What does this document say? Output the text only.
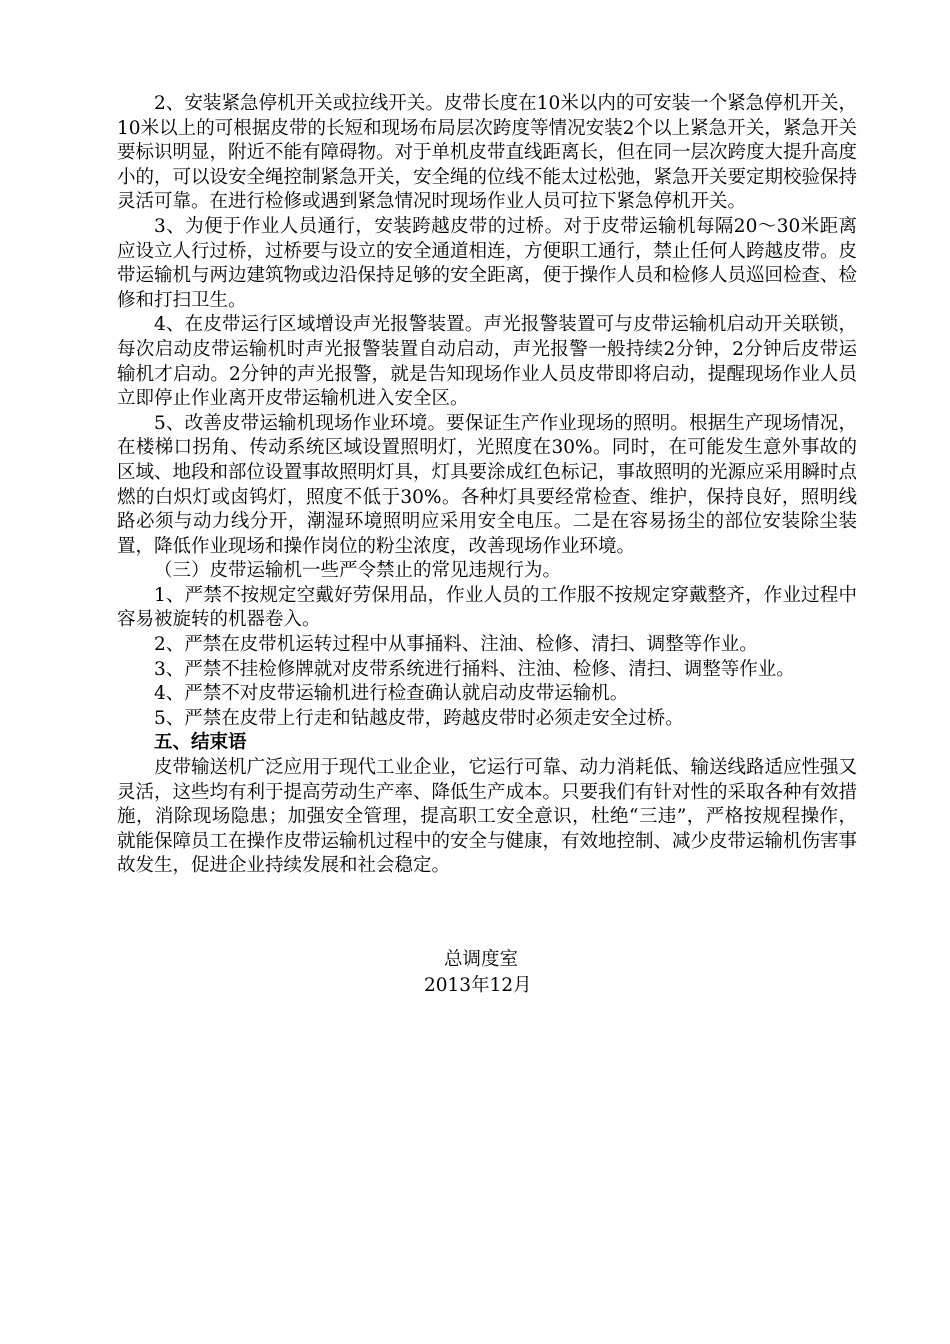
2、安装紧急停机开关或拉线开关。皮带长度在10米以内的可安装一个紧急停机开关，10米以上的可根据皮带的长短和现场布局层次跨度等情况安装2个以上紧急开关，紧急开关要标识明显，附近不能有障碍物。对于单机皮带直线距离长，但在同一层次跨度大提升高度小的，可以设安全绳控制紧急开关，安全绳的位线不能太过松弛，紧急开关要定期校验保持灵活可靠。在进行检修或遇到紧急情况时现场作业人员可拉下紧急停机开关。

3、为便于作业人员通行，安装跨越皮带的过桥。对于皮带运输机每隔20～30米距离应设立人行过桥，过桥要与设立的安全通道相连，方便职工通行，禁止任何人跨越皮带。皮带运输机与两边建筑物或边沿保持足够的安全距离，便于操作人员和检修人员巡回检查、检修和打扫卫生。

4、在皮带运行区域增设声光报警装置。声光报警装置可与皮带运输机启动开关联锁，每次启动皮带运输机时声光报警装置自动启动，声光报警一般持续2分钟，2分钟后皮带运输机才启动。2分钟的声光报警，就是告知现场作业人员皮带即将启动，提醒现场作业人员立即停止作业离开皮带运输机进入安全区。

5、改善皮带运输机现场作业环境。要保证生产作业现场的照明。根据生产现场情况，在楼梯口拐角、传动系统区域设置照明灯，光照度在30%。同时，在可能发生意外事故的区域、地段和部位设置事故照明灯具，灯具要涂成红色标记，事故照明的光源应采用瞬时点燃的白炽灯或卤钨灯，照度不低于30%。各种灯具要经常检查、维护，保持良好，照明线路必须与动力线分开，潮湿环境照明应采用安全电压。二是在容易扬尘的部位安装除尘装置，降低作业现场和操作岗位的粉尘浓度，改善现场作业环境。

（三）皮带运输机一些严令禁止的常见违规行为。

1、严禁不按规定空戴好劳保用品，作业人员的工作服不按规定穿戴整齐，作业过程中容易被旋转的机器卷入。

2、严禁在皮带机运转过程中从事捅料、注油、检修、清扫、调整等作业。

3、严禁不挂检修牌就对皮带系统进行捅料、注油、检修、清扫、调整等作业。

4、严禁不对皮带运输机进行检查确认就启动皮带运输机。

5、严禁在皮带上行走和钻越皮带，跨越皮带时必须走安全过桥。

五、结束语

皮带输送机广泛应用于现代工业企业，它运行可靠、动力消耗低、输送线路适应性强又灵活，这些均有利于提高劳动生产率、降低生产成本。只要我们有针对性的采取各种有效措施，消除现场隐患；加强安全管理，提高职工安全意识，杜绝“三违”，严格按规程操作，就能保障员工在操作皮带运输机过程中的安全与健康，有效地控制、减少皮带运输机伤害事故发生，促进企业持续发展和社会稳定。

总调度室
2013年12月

### What this task involves:
Repeat the material above verbatim. Leave the pictures behind.

### Task response:
What does this document say? Output the text only.
2、安装紧急停机开关或拉线开关。皮带长度在10米以内的可安装一个紧急停机开关，10米以上的可根据皮带的长短和现场布局层次跨度等情况安装2个以上紧急开关，紧急开关要标识明显，附近不能有障碍物。对于单机皮带直线距离长，但在同一层次跨度大提升高度小的，可以设安全绳控制紧急开关，安全绳的位线不能太过松弛，紧急开关要定期校验保持灵活可靠。在进行检修或遇到紧急情况时现场作业人员可拉下紧急停机开关。

3、为便于作业人员通行，安装跨越皮带的过桥。对于皮带运输机每隔20～30米距离应设立人行过桥，过桥要与设立的安全通道相连，方便职工通行，禁止任何人跨越皮带。皮带运输机与两边建筑物或边沿保持足够的安全距离，便于操作人员和检修人员巡回检查、检修和打扫卫生。

4、在皮带运行区域增设声光报警装置。声光报警装置可与皮带运输机启动开关联锁，每次启动皮带运输机时声光报警装置自动启动，声光报警一般持续2分钟，2分钟后皮带运输机才启动。2分钟的声光报警，就是告知现场作业人员皮带即将启动，提醒现场作业人员立即停止作业离开皮带运输机进入安全区。

5、改善皮带运输机现场作业环境。要保证生产作业现场的照明。根据生产现场情况，在楼梯口拐角、传动系统区域设置照明灯，光照度在30%。同时，在可能发生意外事故的区域、地段和部位设置事故照明灯具，灯具要涂成红色标记，事故照明的光源应采用瞬时点燃的白炽灯或卤钨灯，照度不低于30%。各种灯具要经常检查、维护，保持良好，照明线路必须与动力线分开，潮湿环境照明应采用安全电压。二是在容易扬尘的部位安装除尘装置，降低作业现场和操作岗位的粉尘浓度，改善现场作业环境。

（三）皮带运输机一些严令禁止的常见违规行为。

1、严禁不按规定空戴好劳保用品，作业人员的工作服不按规定穿戴整齐，作业过程中容易被旋转的机器卷入。

2、严禁在皮带机运转过程中从事捅料、注油、检修、清扫、调整等作业。

3、严禁不挂检修牌就对皮带系统进行捅料、注油、检修、清扫、调整等作业。

4、严禁不对皮带运输机进行检查确认就启动皮带运输机。

5、严禁在皮带上行走和钻越皮带，跨越皮带时必须走安全过桥。

五、结束语

皮带输送机广泛应用于现代工业企业，它运行可靠、动力消耗低、输送线路适应性强又灵活，这些均有利于提高劳动生产率、降低生产成本。只要我们有针对性的采取各种有效措施，消除现场隐患；加强安全管理，提高职工安全意识，杜绝“三违”，严格按规程操作，就能保障员工在操作皮带运输机过程中的安全与健康，有效地控制、减少皮带运输机伤害事故发生，促进企业持续发展和社会稳定。

总调度室
2013年12月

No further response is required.